● PROMPT: Copy out the data below verbatim.

● EXERCISE MATERIAL:
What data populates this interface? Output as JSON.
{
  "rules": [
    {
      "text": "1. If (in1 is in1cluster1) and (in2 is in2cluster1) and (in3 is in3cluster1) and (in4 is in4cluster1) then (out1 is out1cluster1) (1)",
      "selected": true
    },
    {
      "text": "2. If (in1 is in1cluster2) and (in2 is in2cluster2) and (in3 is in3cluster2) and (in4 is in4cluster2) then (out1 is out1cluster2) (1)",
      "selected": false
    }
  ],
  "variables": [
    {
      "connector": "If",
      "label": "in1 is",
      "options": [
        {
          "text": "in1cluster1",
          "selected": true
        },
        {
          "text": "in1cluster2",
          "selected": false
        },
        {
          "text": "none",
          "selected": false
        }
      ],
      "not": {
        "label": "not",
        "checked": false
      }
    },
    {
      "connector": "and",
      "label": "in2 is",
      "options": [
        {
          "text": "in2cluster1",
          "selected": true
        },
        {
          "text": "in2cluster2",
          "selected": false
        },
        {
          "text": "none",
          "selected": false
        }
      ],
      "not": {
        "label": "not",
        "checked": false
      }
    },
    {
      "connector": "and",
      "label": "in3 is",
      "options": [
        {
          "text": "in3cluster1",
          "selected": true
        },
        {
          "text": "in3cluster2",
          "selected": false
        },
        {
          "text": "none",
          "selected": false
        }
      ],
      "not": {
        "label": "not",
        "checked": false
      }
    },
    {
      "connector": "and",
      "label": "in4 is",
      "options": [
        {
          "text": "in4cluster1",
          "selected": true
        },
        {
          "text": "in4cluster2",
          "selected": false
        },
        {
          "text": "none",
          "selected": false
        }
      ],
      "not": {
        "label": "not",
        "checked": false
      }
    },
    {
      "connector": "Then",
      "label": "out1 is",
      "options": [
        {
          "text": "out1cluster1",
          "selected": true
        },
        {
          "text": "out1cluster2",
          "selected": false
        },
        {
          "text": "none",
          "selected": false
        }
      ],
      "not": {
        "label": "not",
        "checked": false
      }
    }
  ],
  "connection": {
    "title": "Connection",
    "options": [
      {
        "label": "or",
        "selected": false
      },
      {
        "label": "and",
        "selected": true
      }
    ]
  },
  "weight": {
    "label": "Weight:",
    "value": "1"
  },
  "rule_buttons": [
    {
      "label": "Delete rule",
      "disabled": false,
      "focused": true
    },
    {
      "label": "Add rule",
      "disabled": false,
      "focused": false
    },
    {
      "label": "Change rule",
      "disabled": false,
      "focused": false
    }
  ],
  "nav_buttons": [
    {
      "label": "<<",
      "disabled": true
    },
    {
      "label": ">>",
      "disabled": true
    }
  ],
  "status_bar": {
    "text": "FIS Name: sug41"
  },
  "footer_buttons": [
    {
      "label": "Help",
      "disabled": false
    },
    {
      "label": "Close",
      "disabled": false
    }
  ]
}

● RESPONSE FOR THIS EXERCISE:
What data populates this interface? Output as JSON.
{
  "rules": [
    {
      "text": "1. If (in1 is in1cluster1) and (in2 is in2cluster1) and (in3 is in3cluster1) and (in4 is in4cluster1) then (out1 is out1cluster1) (1)",
      "selected": true
    },
    {
      "text": "2. If (in1 is in1cluster2) and (in2 is in2cluster2) and (in3 is in3cluster2) and (in4 is in4cluster2) then (out1 is out1cluster2) (1)",
      "selected": false
    }
  ],
  "variables": [
    {
      "connector": "If",
      "label": "in1 is",
      "options": [
        {
          "text": "in1cluster1",
          "selected": true
        },
        {
          "text": "in1cluster2",
          "selected": false
        },
        {
          "text": "none",
          "selected": false
        }
      ],
      "not": {
        "label": "not",
        "checked": false
      }
    },
    {
      "connector": "and",
      "label": "in2 is",
      "options": [
        {
          "text": "in2cluster1",
          "selected": true
        },
        {
          "text": "in2cluster2",
          "selected": false
        },
        {
          "text": "none",
          "selected": false
        }
      ],
      "not": {
        "label": "not",
        "checked": false
      }
    },
    {
      "connector": "and",
      "label": "in3 is",
      "options": [
        {
          "text": "in3cluster1",
          "selected": true
        },
        {
          "text": "in3cluster2",
          "selected": false
        },
        {
          "text": "none",
          "selected": false
        }
      ],
      "not": {
        "label": "not",
        "checked": false
      }
    },
    {
      "connector": "and",
      "label": "in4 is",
      "options": [
        {
          "text": "in4cluster1",
          "selected": true
        },
        {
          "text": "in4cluster2",
          "selected": false
        },
        {
          "text": "none",
          "selected": false
        }
      ],
      "not": {
        "label": "not",
        "checked": false
      }
    },
    {
      "connector": "Then",
      "label": "out1 is",
      "options": [
        {
          "text": "out1cluster1",
          "selected": true
        },
        {
          "text": "out1cluster2",
          "selected": false
        },
        {
          "text": "none",
          "selected": false
        }
      ],
      "not": {
        "label": "not",
        "checked": false
      }
    }
  ],
  "connection": {
    "title": "Connection",
    "options": [
      {
        "label": "or",
        "selected": false
      },
      {
        "label": "and",
        "selected": true
      }
    ]
  },
  "weight": {
    "label": "Weight:",
    "value": "1"
  },
  "rule_buttons": [
    {
      "label": "Delete rule",
      "disabled": false,
      "focused": true
    },
    {
      "label": "Add rule",
      "disabled": false,
      "focused": false
    },
    {
      "label": "Change rule",
      "disabled": false,
      "focused": false
    }
  ],
  "nav_buttons": [
    {
      "label": "<<",
      "disabled": true
    },
    {
      "label": ">>",
      "disabled": true
    }
  ],
  "status_bar": {
    "text": "FIS Name: sug41"
  },
  "footer_buttons": [
    {
      "label": "Help",
      "disabled": false
    },
    {
      "label": "Close",
      "disabled": false
    }
  ]
}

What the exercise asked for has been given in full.